## What is needed
Leave the images out, and otherwise write out each entry exactly.

Data about app and page elements
# # #

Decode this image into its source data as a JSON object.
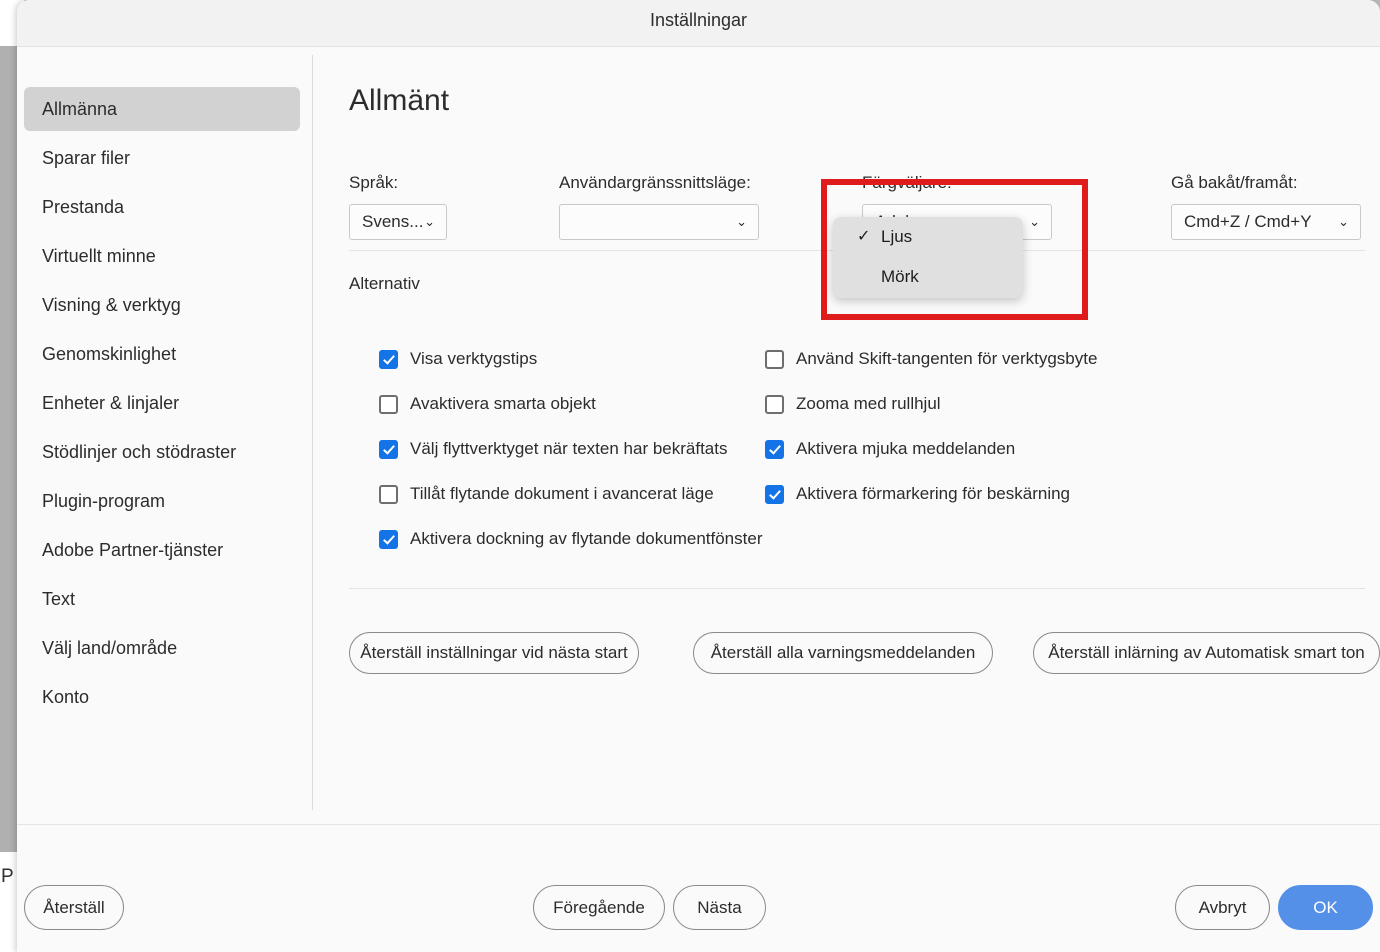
{
  "window": {
    "title": "Inställningar",
    "background_window_label": "P"
  },
  "sidebar": {
    "items": [
      {
        "label": "Allmänna",
        "selected": true
      },
      {
        "label": "Sparar filer",
        "selected": false
      },
      {
        "label": "Prestanda",
        "selected": false
      },
      {
        "label": "Virtuellt minne",
        "selected": false
      },
      {
        "label": "Visning & verktyg",
        "selected": false
      },
      {
        "label": "Genomskinlighet",
        "selected": false
      },
      {
        "label": "Enheter & linjaler",
        "selected": false
      },
      {
        "label": "Stödlinjer och stödraster",
        "selected": false
      },
      {
        "label": "Plugin-program",
        "selected": false
      },
      {
        "label": "Adobe Partner-tjänster",
        "selected": false
      },
      {
        "label": "Text",
        "selected": false
      },
      {
        "label": "Välj land/område",
        "selected": false
      },
      {
        "label": "Konto",
        "selected": false
      }
    ]
  },
  "main": {
    "page_title": "Allmänt",
    "fields": [
      {
        "label": "Språk:",
        "value": "Svens..."
      },
      {
        "label": "Användargränssnittsläge:",
        "value": ""
      },
      {
        "label": "Färgväljare:",
        "value": "Adobe"
      },
      {
        "label": "Gå bakåt/framåt:",
        "value": "Cmd+Z / Cmd+Y"
      }
    ],
    "options_label": "Alternativ",
    "checkboxes_left": [
      {
        "label": "Visa verktygstips",
        "checked": true
      },
      {
        "label": "Avaktivera smarta objekt",
        "checked": false
      },
      {
        "label": "Välj flyttverktyget när texten har bekräftats",
        "checked": true
      },
      {
        "label": "Tillåt flytande dokument i avancerat läge",
        "checked": false
      },
      {
        "label": "Aktivera dockning av flytande dokumentfönster",
        "checked": true
      }
    ],
    "checkboxes_right": [
      {
        "label": "Använd Skift-tangenten för verktygsbyte",
        "checked": false
      },
      {
        "label": "Zooma med rullhjul",
        "checked": false
      },
      {
        "label": "Aktivera mjuka meddelanden",
        "checked": true
      },
      {
        "label": "Aktivera förmarkering för beskärning",
        "checked": true
      }
    ],
    "reset_buttons": [
      "Återställ inställningar vid nästa start",
      "Återställ alla varningsmeddelanden",
      "Återställ inlärning av Automatisk smart ton"
    ]
  },
  "dropdown": {
    "open": true,
    "items": [
      {
        "label": "Ljus",
        "checked": true,
        "check_glyph": "✓"
      },
      {
        "label": "Mörk",
        "checked": false,
        "check_glyph": ""
      }
    ],
    "highlight_color": "#e01b1b"
  },
  "footer": {
    "reset": "Återställ",
    "previous": "Föregående",
    "next": "Nästa",
    "cancel": "Avbryt",
    "ok": "OK"
  },
  "icons": {
    "chevron_down": "⌄"
  },
  "colors": {
    "accent_checkbox": "#1473e6",
    "cta_button": "#5590e8",
    "selected_nav": "#d2d2d2",
    "highlight": "#e01b1b"
  }
}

# # #

## Response to this exercise
Decode this image into its source data as a JSON object.
{
  "window": {
    "title": "Inställningar",
    "background_window_label": "P"
  },
  "sidebar": {
    "items": [
      {
        "label": "Allmänna",
        "selected": true
      },
      {
        "label": "Sparar filer",
        "selected": false
      },
      {
        "label": "Prestanda",
        "selected": false
      },
      {
        "label": "Virtuellt minne",
        "selected": false
      },
      {
        "label": "Visning & verktyg",
        "selected": false
      },
      {
        "label": "Genomskinlighet",
        "selected": false
      },
      {
        "label": "Enheter & linjaler",
        "selected": false
      },
      {
        "label": "Stödlinjer och stödraster",
        "selected": false
      },
      {
        "label": "Plugin-program",
        "selected": false
      },
      {
        "label": "Adobe Partner-tjänster",
        "selected": false
      },
      {
        "label": "Text",
        "selected": false
      },
      {
        "label": "Välj land/område",
        "selected": false
      },
      {
        "label": "Konto",
        "selected": false
      }
    ]
  },
  "main": {
    "page_title": "Allmänt",
    "fields": [
      {
        "label": "Språk:",
        "value": "Svens..."
      },
      {
        "label": "Användargränssnittsläge:",
        "value": ""
      },
      {
        "label": "Färgväljare:",
        "value": "Adobe"
      },
      {
        "label": "Gå bakåt/framåt:",
        "value": "Cmd+Z / Cmd+Y"
      }
    ],
    "options_label": "Alternativ",
    "checkboxes_left": [
      {
        "label": "Visa verktygstips",
        "checked": true
      },
      {
        "label": "Avaktivera smarta objekt",
        "checked": false
      },
      {
        "label": "Välj flyttverktyget när texten har bekräftats",
        "checked": true
      },
      {
        "label": "Tillåt flytande dokument i avancerat läge",
        "checked": false
      },
      {
        "label": "Aktivera dockning av flytande dokumentfönster",
        "checked": true
      }
    ],
    "checkboxes_right": [
      {
        "label": "Använd Skift-tangenten för verktygsbyte",
        "checked": false
      },
      {
        "label": "Zooma med rullhjul",
        "checked": false
      },
      {
        "label": "Aktivera mjuka meddelanden",
        "checked": true
      },
      {
        "label": "Aktivera förmarkering för beskärning",
        "checked": true
      }
    ],
    "reset_buttons": [
      "Återställ inställningar vid nästa start",
      "Återställ alla varningsmeddelanden",
      "Återställ inlärning av Automatisk smart ton"
    ]
  },
  "dropdown": {
    "open": true,
    "items": [
      {
        "label": "Ljus",
        "checked": true,
        "check_glyph": "✓"
      },
      {
        "label": "Mörk",
        "checked": false,
        "check_glyph": ""
      }
    ],
    "highlight_color": "#e01b1b"
  },
  "footer": {
    "reset": "Återställ",
    "previous": "Föregående",
    "next": "Nästa",
    "cancel": "Avbryt",
    "ok": "OK"
  },
  "icons": {
    "chevron_down": "⌄"
  },
  "colors": {
    "accent_checkbox": "#1473e6",
    "cta_button": "#5590e8",
    "selected_nav": "#d2d2d2",
    "highlight": "#e01b1b"
  }
}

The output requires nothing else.